__Given request A__.
In the records, rewrite the lines from the line with "- sidebar-item[interactable]: 班级管理" to the line with "- detail-button[interactable]: ▤ 详情: [878, 406, 925, 427]", replacing "chevron-down-icon" with "caret-down-icon" and keeping everything else the same.

__Given passage__.
-- Start --
Source code for solarforecastarbiter.reference_forecasts.main

"""
Make benchmark irradiance and power forecasts.

The functions in this module use the
:py:mod:`solarforecastarbiter.datamodel` objects.
"""
import pandas as pd

from solarforecastarbiter import datamodel, pvmodel
from solarforecastarbiter.reference_forecasts import persistence


# maybe rename run_nwp
# maybe rework in terms of forecast run *issue time* as described in
# https://solarforecastarbiter.org/usecases/#forecastrun
# and datamodel.Forecast (as demonstrated in run_persistence below)
[docs]def run(site, model, init_time, start, end):
    """
    Calculate benchmark irradiance and power forecasts for a site.

    The meaning of the timestamps (instantaneous or interval average)
    is determined by the model processing function.

    It's currently the user's job to determine time parameters that
    correspond to a particular Forecast Evaluation Time Series.

    Parameters
    ----------
    site : datamodel.Site
    model : function
        NWP model loading and processing function.
        See :py:mod:`solarforecastarbiter.reference_forecasts.models`
        for options.
    init_time : pd.Timestamp
        NWP model initialization time.
    start : pd.Timestamp
        Start of the forecast.
    end : pd.Timestamp
        End of the forecast.

    Returns
    -------
    ghi : pd.Series
    dni : pd.Series
    dhi : pd.Series
    temp_air : None or pd.Series
    wind_speed : None or pd.Series
    ac_power : None or pd.Series

    Examples
    --------
    The following code would return hourly average forecasts derived
    from the subhourly HRRR model.

    >>> from solarforecastarbiter import datamodel
    >>> from solarforecastarbiter.reference_forecasts import models
    >>> init_time = pd.Timestamp('20190328T1200Z')
    >>> start = pd.Timestamp('20190328T1300Z')  # typical available time
    >>> end = pd.Timestamp('20190329T1300Z')  # 24 hour forecast
    >>> modeling_parameters = datamodel.FixedTiltModelingParameters(
    ...     ac_capacity=10, dc_capacity=15,
    ...     temperature_coefficient=-0.004, dc_loss_factor=0,
    ...     ac_loss_factor=0)
    >>> power_plant = datamodel.SolarPowerPlant(
    ...     name='Test plant', latitude=32.2, longitude=-110.9,
    ...     elevation=715, timezone='America/Phoenix',
    ...     modeling_parameters = modeling_parameters)
    >>> ghi, dni, dhi, temp_air, wind_speed, ac_power = run(
    ...     power_plant, models.hrrr_subhourly_to_hourly_mean,
    ...     init_time, start, end)
    """

    *forecast, resampler, solar_position_calculator = model(
        site.latitude, site.longitude, site.elevation,
        init_time, start, end)

    if isinstance(site, datamodel.SolarPowerPlant):
        solar_position = solar_position_calculator()
        ac_power = pvmodel.irradiance_to_power(
            site.modeling_parameters, solar_position['apparent_zenith'],
            solar_position['azimuth'], *forecast)
    else:
        ac_power = None

    # resample data after power calculation
    resampled = list(map(resampler, (*forecast, ac_power)))
-- End --
__Layout annotation data__.
-- Start --
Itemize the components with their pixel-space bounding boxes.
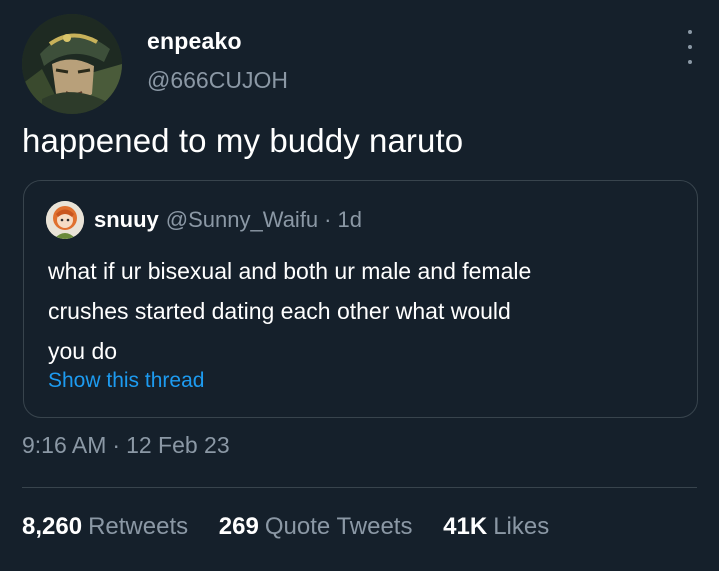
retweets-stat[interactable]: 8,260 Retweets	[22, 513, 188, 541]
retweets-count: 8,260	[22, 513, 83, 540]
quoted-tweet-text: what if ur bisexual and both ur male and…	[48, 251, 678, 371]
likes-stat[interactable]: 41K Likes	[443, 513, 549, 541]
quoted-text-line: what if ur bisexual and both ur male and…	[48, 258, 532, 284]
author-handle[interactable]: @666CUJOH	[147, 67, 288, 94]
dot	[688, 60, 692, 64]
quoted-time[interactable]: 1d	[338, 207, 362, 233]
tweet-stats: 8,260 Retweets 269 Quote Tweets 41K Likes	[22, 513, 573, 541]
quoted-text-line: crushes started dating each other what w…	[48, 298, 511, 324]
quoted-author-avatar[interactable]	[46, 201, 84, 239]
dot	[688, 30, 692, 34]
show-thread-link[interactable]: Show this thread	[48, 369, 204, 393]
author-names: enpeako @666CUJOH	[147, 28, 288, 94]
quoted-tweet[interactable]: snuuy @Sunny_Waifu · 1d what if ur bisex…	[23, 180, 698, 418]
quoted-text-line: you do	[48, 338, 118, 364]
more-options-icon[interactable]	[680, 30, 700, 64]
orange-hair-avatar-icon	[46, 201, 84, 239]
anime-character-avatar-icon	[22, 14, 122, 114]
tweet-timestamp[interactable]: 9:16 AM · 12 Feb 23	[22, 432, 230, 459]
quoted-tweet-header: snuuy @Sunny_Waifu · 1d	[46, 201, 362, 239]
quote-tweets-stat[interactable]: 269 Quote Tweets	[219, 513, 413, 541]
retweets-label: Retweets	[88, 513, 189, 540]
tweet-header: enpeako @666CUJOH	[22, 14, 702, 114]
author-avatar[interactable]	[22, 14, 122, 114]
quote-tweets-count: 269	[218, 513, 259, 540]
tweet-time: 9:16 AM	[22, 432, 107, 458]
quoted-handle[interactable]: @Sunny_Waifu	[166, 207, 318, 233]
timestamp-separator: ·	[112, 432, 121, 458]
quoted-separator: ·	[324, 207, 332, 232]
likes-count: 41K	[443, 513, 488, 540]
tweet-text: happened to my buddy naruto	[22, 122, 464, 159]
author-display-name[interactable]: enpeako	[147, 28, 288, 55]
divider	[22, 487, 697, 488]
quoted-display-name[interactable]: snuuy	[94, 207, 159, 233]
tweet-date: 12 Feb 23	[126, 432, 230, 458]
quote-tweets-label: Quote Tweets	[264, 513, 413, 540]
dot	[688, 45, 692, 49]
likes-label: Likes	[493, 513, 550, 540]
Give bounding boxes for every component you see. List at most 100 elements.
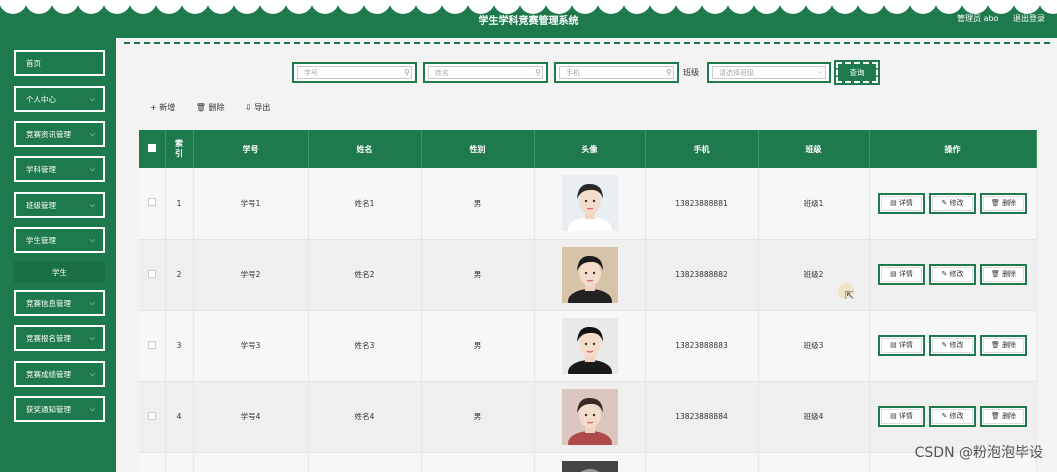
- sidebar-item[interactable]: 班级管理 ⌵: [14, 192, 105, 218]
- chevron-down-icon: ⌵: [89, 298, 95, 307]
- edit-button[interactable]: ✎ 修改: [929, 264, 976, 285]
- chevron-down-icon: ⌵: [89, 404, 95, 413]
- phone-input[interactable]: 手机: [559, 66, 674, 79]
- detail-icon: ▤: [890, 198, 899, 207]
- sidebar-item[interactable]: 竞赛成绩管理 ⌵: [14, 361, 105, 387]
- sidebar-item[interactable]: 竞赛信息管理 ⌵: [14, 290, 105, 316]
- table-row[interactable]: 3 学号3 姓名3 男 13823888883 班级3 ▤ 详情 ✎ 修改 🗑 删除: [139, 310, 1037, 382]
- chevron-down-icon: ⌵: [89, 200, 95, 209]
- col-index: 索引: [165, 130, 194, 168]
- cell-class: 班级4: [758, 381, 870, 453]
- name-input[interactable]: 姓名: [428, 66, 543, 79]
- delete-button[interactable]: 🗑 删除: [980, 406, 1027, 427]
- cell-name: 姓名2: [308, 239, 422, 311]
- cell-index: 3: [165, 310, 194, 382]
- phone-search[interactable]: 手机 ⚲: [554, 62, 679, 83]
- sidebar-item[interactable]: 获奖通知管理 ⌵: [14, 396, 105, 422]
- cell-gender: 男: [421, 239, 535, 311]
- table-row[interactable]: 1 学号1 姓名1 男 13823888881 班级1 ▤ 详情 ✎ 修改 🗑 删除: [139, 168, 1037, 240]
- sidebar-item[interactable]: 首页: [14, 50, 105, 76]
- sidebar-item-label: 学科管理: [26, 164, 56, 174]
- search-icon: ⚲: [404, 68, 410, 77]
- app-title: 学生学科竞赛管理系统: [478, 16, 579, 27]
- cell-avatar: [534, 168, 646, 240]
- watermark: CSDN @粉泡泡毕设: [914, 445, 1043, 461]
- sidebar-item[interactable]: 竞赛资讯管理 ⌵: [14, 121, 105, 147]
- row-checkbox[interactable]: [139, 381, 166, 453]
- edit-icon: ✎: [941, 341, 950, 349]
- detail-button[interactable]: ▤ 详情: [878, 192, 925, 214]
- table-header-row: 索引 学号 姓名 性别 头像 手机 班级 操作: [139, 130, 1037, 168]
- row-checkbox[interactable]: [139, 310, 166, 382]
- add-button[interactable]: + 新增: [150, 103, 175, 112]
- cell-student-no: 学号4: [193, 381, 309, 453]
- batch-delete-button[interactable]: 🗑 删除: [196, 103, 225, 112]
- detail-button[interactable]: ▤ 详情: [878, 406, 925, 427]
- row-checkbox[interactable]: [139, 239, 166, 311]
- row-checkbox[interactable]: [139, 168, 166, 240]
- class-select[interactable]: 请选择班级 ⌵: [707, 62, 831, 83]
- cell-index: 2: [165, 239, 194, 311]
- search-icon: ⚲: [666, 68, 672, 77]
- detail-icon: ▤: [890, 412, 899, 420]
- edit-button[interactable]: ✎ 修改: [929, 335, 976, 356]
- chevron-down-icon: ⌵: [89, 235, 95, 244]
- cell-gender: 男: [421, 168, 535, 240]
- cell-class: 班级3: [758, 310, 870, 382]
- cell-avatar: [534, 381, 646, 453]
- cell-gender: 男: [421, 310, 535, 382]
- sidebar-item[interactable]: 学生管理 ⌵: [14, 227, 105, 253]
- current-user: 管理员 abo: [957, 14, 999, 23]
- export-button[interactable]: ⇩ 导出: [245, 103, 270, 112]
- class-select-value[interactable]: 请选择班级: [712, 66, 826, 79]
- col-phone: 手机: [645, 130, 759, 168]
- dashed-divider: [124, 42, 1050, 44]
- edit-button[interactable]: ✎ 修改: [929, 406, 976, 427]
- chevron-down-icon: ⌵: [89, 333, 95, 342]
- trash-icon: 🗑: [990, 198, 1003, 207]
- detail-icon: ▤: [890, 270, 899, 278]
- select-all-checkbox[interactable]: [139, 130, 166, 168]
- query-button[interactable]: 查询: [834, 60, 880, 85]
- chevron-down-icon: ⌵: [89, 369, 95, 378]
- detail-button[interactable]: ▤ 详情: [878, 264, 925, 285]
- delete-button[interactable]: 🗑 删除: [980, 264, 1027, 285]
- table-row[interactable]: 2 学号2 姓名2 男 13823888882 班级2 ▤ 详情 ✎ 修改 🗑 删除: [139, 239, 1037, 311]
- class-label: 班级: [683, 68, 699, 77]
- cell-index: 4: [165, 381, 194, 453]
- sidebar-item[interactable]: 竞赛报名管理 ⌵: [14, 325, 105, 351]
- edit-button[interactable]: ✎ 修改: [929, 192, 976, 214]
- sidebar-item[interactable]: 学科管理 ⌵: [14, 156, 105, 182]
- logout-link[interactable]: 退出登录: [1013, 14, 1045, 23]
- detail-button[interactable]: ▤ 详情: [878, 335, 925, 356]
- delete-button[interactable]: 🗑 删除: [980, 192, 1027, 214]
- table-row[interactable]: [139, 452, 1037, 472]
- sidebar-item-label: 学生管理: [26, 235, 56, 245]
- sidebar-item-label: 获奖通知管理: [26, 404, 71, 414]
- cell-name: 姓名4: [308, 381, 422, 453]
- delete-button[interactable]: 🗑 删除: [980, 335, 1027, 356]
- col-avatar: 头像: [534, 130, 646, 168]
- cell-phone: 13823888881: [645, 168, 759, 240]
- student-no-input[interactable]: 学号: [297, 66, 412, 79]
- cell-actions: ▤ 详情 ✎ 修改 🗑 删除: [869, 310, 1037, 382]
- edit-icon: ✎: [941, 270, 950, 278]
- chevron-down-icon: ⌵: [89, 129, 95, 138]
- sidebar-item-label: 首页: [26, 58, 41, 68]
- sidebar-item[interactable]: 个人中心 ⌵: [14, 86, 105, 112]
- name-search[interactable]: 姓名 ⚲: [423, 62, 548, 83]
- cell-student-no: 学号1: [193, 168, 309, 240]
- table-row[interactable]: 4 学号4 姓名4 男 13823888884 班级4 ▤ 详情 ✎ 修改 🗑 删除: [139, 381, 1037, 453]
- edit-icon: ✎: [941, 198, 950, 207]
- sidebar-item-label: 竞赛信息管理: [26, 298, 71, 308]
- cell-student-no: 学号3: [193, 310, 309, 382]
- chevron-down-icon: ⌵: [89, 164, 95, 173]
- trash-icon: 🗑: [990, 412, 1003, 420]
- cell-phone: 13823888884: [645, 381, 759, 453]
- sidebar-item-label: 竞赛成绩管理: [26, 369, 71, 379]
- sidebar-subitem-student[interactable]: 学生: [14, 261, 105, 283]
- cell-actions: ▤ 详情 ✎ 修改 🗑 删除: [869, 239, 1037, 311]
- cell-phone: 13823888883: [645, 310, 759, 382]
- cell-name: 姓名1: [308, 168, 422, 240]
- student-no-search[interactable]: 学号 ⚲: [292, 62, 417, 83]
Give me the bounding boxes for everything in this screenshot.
-- End --
__Given request B__.
Quote the reference forecasts source code word for word, from "# maybe rename" to "model processing function.".

__Written solution A__.
- sidebar-item[interactable]: 班级管理 ⌵: [14, 192, 105, 218]
- caret-down-icon: ⌵: [89, 298, 95, 307]
- edit-button[interactable]: ✎ 修改: [929, 264, 976, 285]
- caret-down-icon: ⌵: [89, 404, 95, 413]
- phone-input[interactable]: 手机: [559, 66, 674, 79]
- detail-icon: ▤: [890, 198, 899, 207]
- sidebar-item[interactable]: 竞赛成绩管理 ⌵: [14, 361, 105, 387]
- sidebar-item[interactable]: 竞赛信息管理 ⌵: [14, 290, 105, 316]
- table-row[interactable]: 3 学号3 姓名3 男 13823888883 班级3 ▤ 详情 ✎ 修改 🗑 删除: [139, 310, 1037, 382]
- caret-down-icon: ⌵: [89, 200, 95, 209]
- col-index: 索引: [165, 130, 194, 168]
- cell-class: 班级4: [758, 381, 870, 453]
- name-input[interactable]: 姓名: [428, 66, 543, 79]
- delete-button[interactable]: 🗑 删除: [980, 406, 1027, 427]
- cell-name: 姓名2: [308, 239, 422, 311]
- cell-index: 3: [165, 310, 194, 382]
- phone-search[interactable]: 手机 ⚲: [554, 62, 679, 83]
- sidebar-item[interactable]: 获奖通知管理 ⌵: [14, 396, 105, 422]
- cell-gender: 男: [421, 239, 535, 311]
- table-row[interactable]: 1 学号1 姓名1 男 13823888881 班级1 ▤ 详情 ✎ 修改 🗑 删除: [139, 168, 1037, 240]
- sidebar-item[interactable]: 首页: [14, 50, 105, 76]
- sidebar-item-label: 学科管理: [26, 164, 56, 174]
- search-icon: ⚲: [404, 68, 410, 77]
- app-title: 学生学科竞赛管理系统: [478, 16, 579, 27]
- cell-avatar: [534, 168, 646, 240]
- watermark: CSDN @粉泡泡毕设: [914, 445, 1043, 461]
- sidebar-item[interactable]: 竞赛资讯管理 ⌵: [14, 121, 105, 147]
- row-checkbox[interactable]: [139, 381, 166, 453]
- edit-icon: ✎: [941, 341, 950, 349]
- detail-button[interactable]: ▤ 详情: [878, 192, 925, 214]
- table-header-row: 索引 学号 姓名 性别 头像 手机 班级 操作: [139, 130, 1037, 168]
- row-checkbox[interactable]: [139, 310, 166, 382]
- add-button[interactable]: + 新增: [150, 103, 175, 112]
- cell-student-no: 学号4: [193, 381, 309, 453]
- batch-delete-button[interactable]: 🗑 删除: [196, 103, 225, 112]
- detail-button[interactable]: ▤ 详情: [878, 406, 925, 427]

__Written solution B__.
# maybe rename run_nwp
# maybe rework in terms of forecast run *issue time* as described in
# https://solarforecastarbiter.org/usecases/#forecastrun
# and datamodel.Forecast (as demonstrated in run_persistence below)
[docs]def run(site, model, init_time, start, end):
    """
    Calculate benchmark irradiance and power forecasts for a site.

    The meaning of the timestamps (instantaneous or interval average)
    is determined by the model processing function.